=== PROVIDED ENTRIES ===

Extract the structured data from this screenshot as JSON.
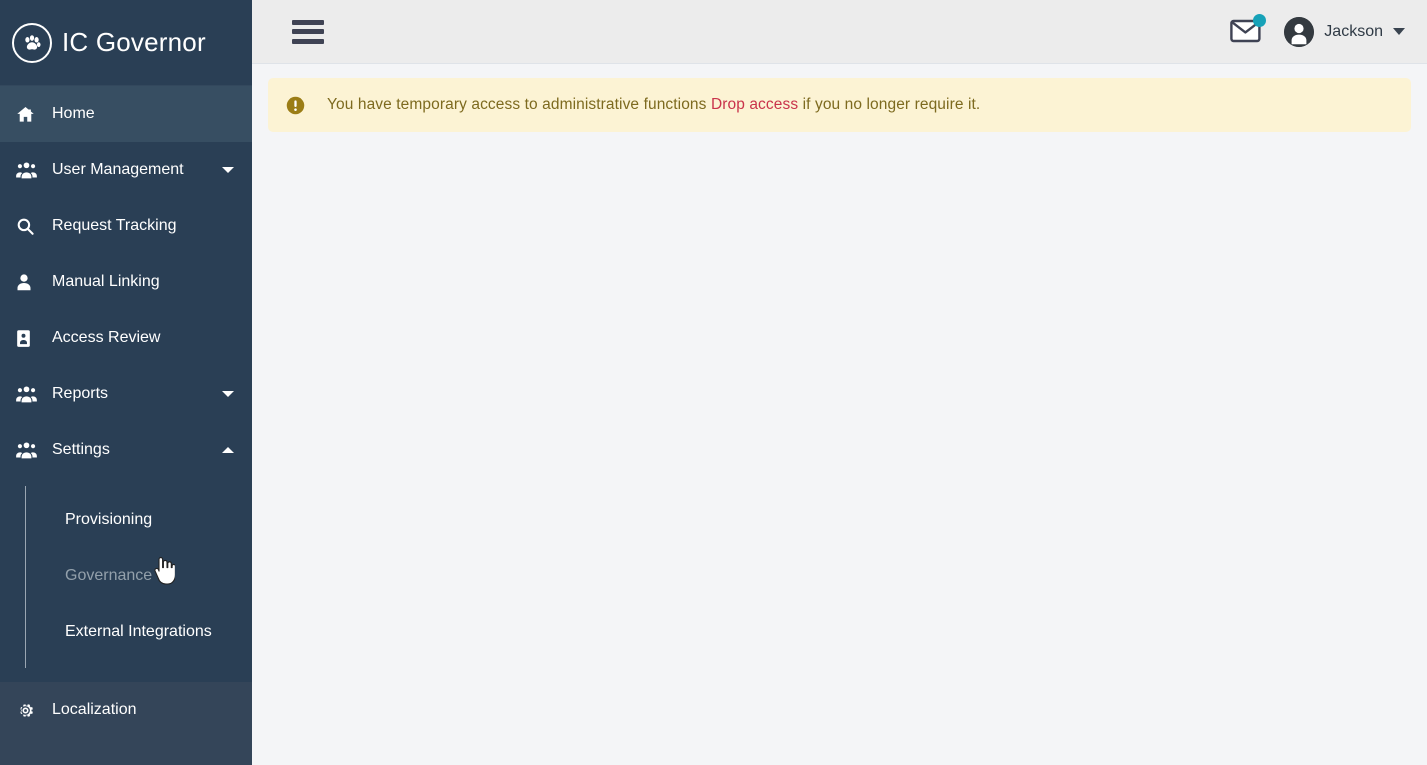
{
  "brand": {
    "title": "IC Governor",
    "logo_icon": "paw-circle-icon"
  },
  "sidebar": {
    "items": [
      {
        "label": "Home",
        "icon": "home-icon",
        "state": "active",
        "expandable": false
      },
      {
        "label": "User Management",
        "icon": "users-group-icon",
        "state": "default",
        "expandable": true,
        "caret": "chevron-down-icon"
      },
      {
        "label": "Request Tracking",
        "icon": "search-icon",
        "state": "default",
        "expandable": false
      },
      {
        "label": "Manual Linking",
        "icon": "user-icon",
        "state": "default",
        "expandable": false
      },
      {
        "label": "Access Review",
        "icon": "id-card-icon",
        "state": "default",
        "expandable": false
      },
      {
        "label": "Reports",
        "icon": "users-group-icon",
        "state": "default",
        "expandable": true,
        "caret": "chevron-down-icon"
      },
      {
        "label": "Settings",
        "icon": "users-group-icon",
        "state": "expanded",
        "expandable": true,
        "caret": "chevron-up-icon"
      }
    ],
    "settings_submenu": [
      {
        "label": "Provisioning",
        "state": "default"
      },
      {
        "label": "Governance",
        "state": "hover"
      },
      {
        "label": "External Integrations",
        "state": "default"
      }
    ],
    "tail_item": {
      "label": "Localization",
      "icon": "gear-icon"
    }
  },
  "topbar": {
    "menu_toggle_icon": "hamburger-icon",
    "mail_icon": "envelope-icon",
    "mail_badge_color": "#17a2b8",
    "avatar_icon": "user-avatar-icon",
    "user_name": "Jackson",
    "user_caret_icon": "chevron-down-icon"
  },
  "alert": {
    "icon": "exclamation-circle-icon",
    "text_before": "You have temporary access to administrative functions",
    "link_text": "Drop access",
    "text_after": "if you no longer require it.",
    "background": "#fcf3d4",
    "text_color": "#7d6a1f",
    "link_color": "#c9334b"
  },
  "theme": {
    "sidebar_bg": "#2a3f55",
    "sidebar_active_bg": "#374e62",
    "sidebar_tail_bg": "#344559",
    "topbar_bg": "#ececec",
    "content_bg": "#f4f5f7"
  },
  "cursor": {
    "type": "pointer-hand-cursor"
  }
}
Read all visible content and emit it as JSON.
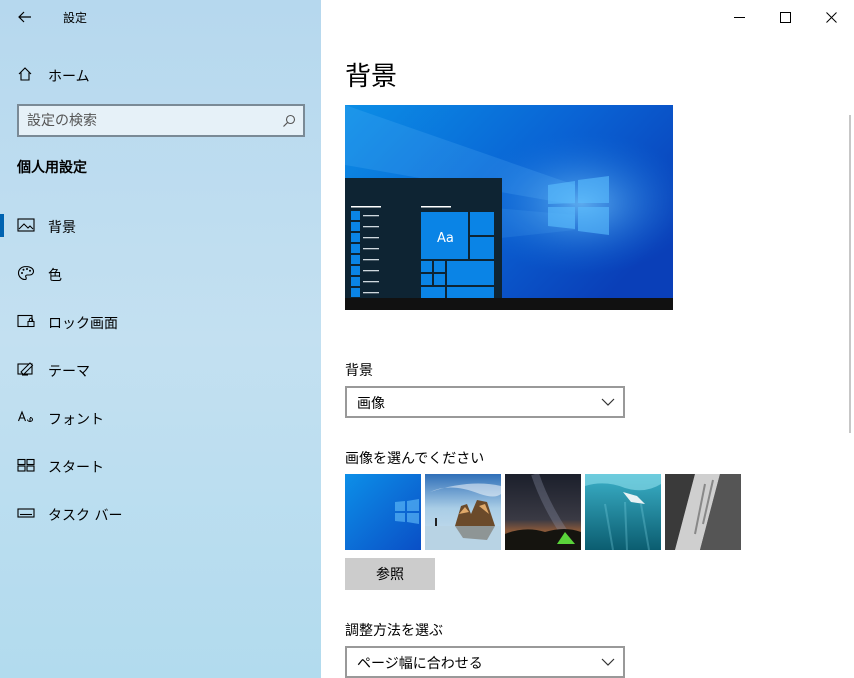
{
  "window": {
    "title": "設定",
    "controls": {
      "minimize": "minimize-icon",
      "maximize": "maximize-icon",
      "close": "close-icon"
    }
  },
  "sidebar": {
    "back_icon": "back-arrow-icon",
    "home_label": "ホーム",
    "search": {
      "placeholder": "設定の検索",
      "value": ""
    },
    "section_title": "個人用設定",
    "items": [
      {
        "label": "背景",
        "icon": "picture-icon",
        "selected": true
      },
      {
        "label": "色",
        "icon": "palette-icon",
        "selected": false
      },
      {
        "label": "ロック画面",
        "icon": "lock-screen-icon",
        "selected": false
      },
      {
        "label": "テーマ",
        "icon": "theme-icon",
        "selected": false
      },
      {
        "label": "フォント",
        "icon": "font-icon",
        "selected": false
      },
      {
        "label": "スタート",
        "icon": "start-icon",
        "selected": false
      },
      {
        "label": "タスク バー",
        "icon": "taskbar-icon",
        "selected": false
      }
    ]
  },
  "main": {
    "title": "背景",
    "preview": {
      "tile_text": "Aa"
    },
    "background_label": "背景",
    "background_value": "画像",
    "choose_image_label": "画像を選んでください",
    "browse_label": "参照",
    "fit_label": "調整方法を選ぶ",
    "fit_value": "ページ幅に合わせる"
  },
  "colors": {
    "accent": "#0063b1",
    "sidebar_bg": "#bfdff0",
    "button_bg": "#cccccc"
  }
}
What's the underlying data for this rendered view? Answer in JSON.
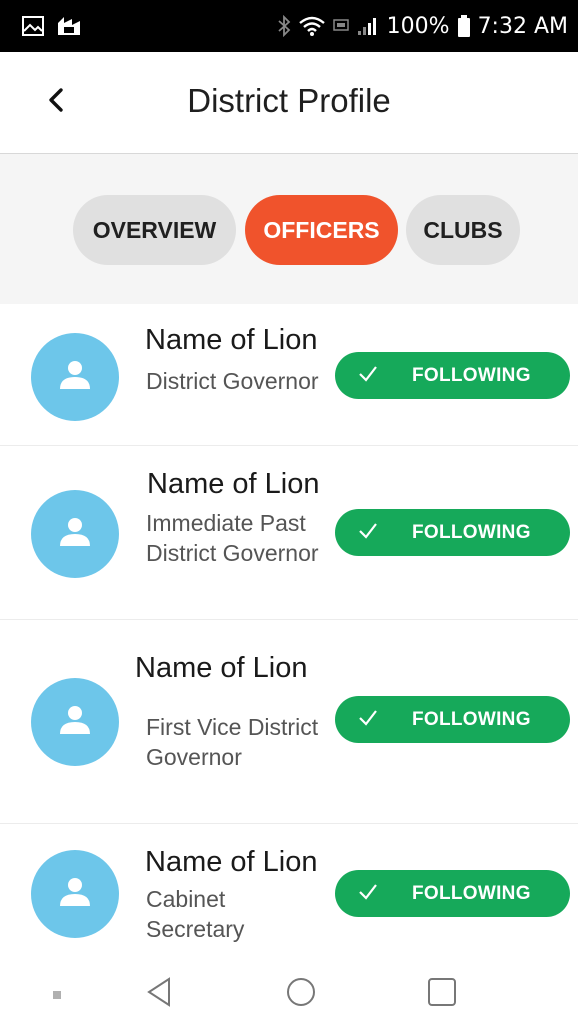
{
  "status_bar": {
    "battery": "100%",
    "time": "7:32 AM",
    "icons": [
      "image-icon",
      "app-notification-icon",
      "bluetooth-icon",
      "wifi-icon",
      "lte-icon",
      "signal-icon",
      "battery-icon"
    ]
  },
  "header": {
    "title": "District Profile",
    "back_icon": "chevron-left-icon"
  },
  "tabs": [
    {
      "label": "OVERVIEW",
      "active": false
    },
    {
      "label": "OFFICERS",
      "active": true
    },
    {
      "label": "CLUBS",
      "active": false
    }
  ],
  "officers": [
    {
      "name": "Name of Lion",
      "title": "District Governor",
      "follow_label": "FOLLOWING"
    },
    {
      "name": "Name of Lion",
      "title": "Immediate Past District Governor",
      "follow_label": "FOLLOWING"
    },
    {
      "name": "Name of Lion",
      "title": "First Vice District Governor",
      "follow_label": "FOLLOWING"
    },
    {
      "name": "Name of Lion",
      "title": "Cabinet Secretary",
      "follow_label": "FOLLOWING"
    }
  ],
  "nav_bar": {
    "icons": [
      "recent-dot-icon",
      "back-triangle-icon",
      "home-circle-icon",
      "overview-square-icon"
    ]
  },
  "colors": {
    "accent": "#f0532c",
    "following": "#16a95a",
    "avatar": "#6dc6ea",
    "tab_inactive": "#e0e0e0"
  }
}
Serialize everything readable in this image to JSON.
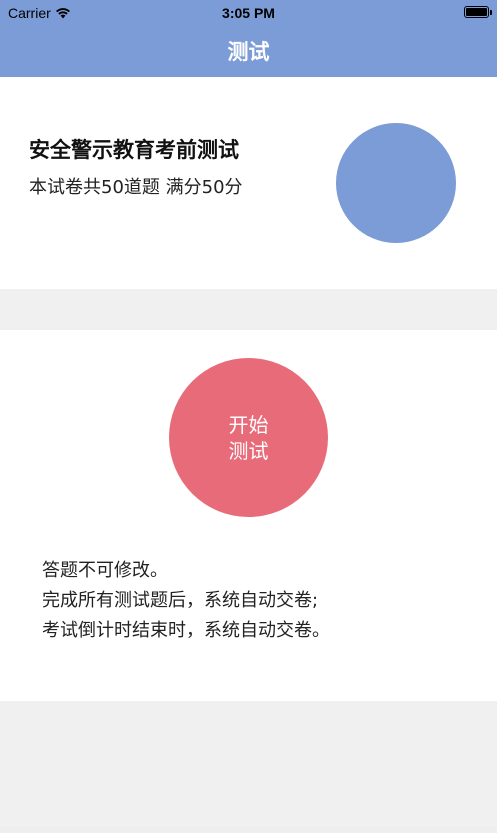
{
  "status_bar": {
    "carrier": "Carrier",
    "time": "3:05 PM",
    "icons": [
      "wifi-icon",
      "battery-icon"
    ]
  },
  "nav": {
    "title": "测试"
  },
  "exam": {
    "title": "安全警示教育考前测试",
    "subtitle": "本试卷共50道题 满分50分"
  },
  "start_button": {
    "line1": "开始",
    "line2": "测试"
  },
  "rules": [
    "答题不可修改。",
    "完成所有测试题后，系统自动交卷;",
    "考试倒计时结束时，系统自动交卷。"
  ],
  "colors": {
    "accent_blue": "#7b9cd6",
    "accent_red": "#e86b7a",
    "background": "#f0f0f0"
  }
}
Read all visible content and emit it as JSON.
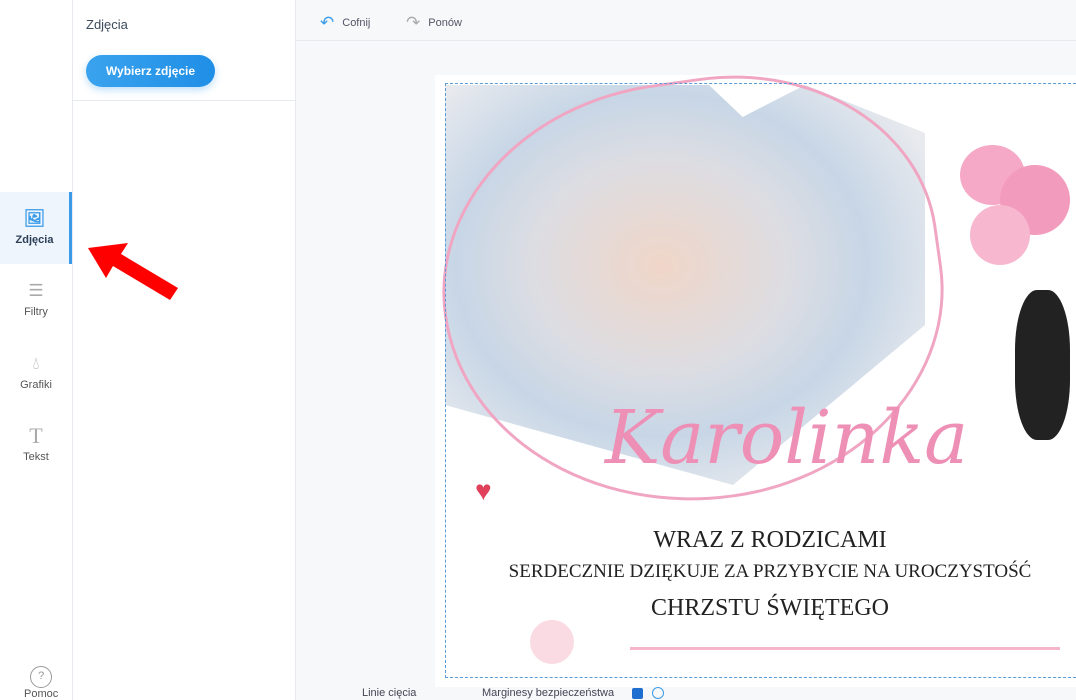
{
  "sidebar": {
    "items": [
      {
        "label": "Zdjęcia",
        "icon": "image-icon"
      },
      {
        "label": "Filtry",
        "icon": "sliders-icon"
      },
      {
        "label": "Grafiki",
        "icon": "drop-icon"
      },
      {
        "label": "Tekst",
        "icon": "text-icon"
      }
    ],
    "help_label": "Pomoc"
  },
  "panel": {
    "title": "Zdjęcia",
    "button": "Wybierz zdjęcie"
  },
  "toolbar": {
    "undo": "Cofnij",
    "redo": "Ponów"
  },
  "design": {
    "name": "Karolinka",
    "line1": "WRAZ Z RODZICAMI",
    "line2": "SERDECZNIE DZIĘKUJE ZA PRZYBYCIE NA UROCZYSTOŚĆ",
    "line3": "CHRZSTU ŚWIĘTEGO"
  },
  "bottom": {
    "cut_lines": "Linie cięcia",
    "safety_margins": "Marginesy bezpieczeństwa"
  },
  "colors": {
    "accent": "#3a9be8",
    "pink": "#ee8fb6",
    "arrow": "#ff0000"
  }
}
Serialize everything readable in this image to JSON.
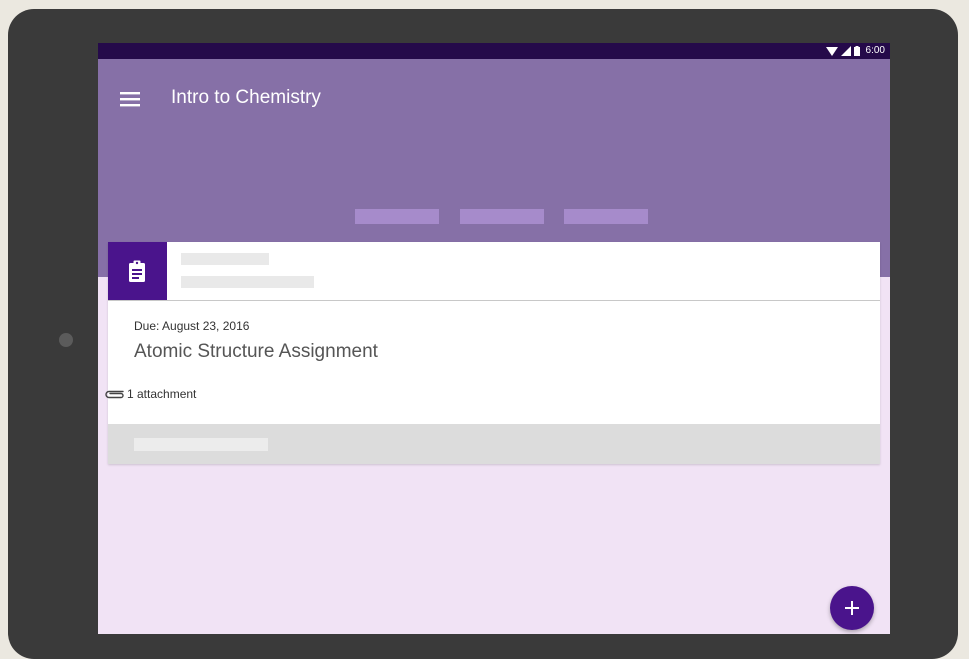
{
  "status_bar": {
    "time": "6:00",
    "icons": [
      "wifi-icon",
      "signal-icon",
      "battery-icon"
    ]
  },
  "app_bar": {
    "title": "Intro to Chemistry",
    "color": "#8670a7"
  },
  "assignment": {
    "due": "Due: August 23, 2016",
    "title": "Atomic Structure Assignment",
    "attachments": "1 attachment",
    "icon": "assignment-clipboard-icon"
  },
  "colors": {
    "status_bar": "#250a4a",
    "accent": "#4a148c",
    "background": "#f1e3f5",
    "tab_placeholder": "#a68bcb"
  },
  "fab": {
    "icon": "plus-icon"
  }
}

===

WHAT THIS TASK INVOLVES
Working from the material above, state how many lines contain "Governor"; give only the number.

RESPONSE TO THE TASK
4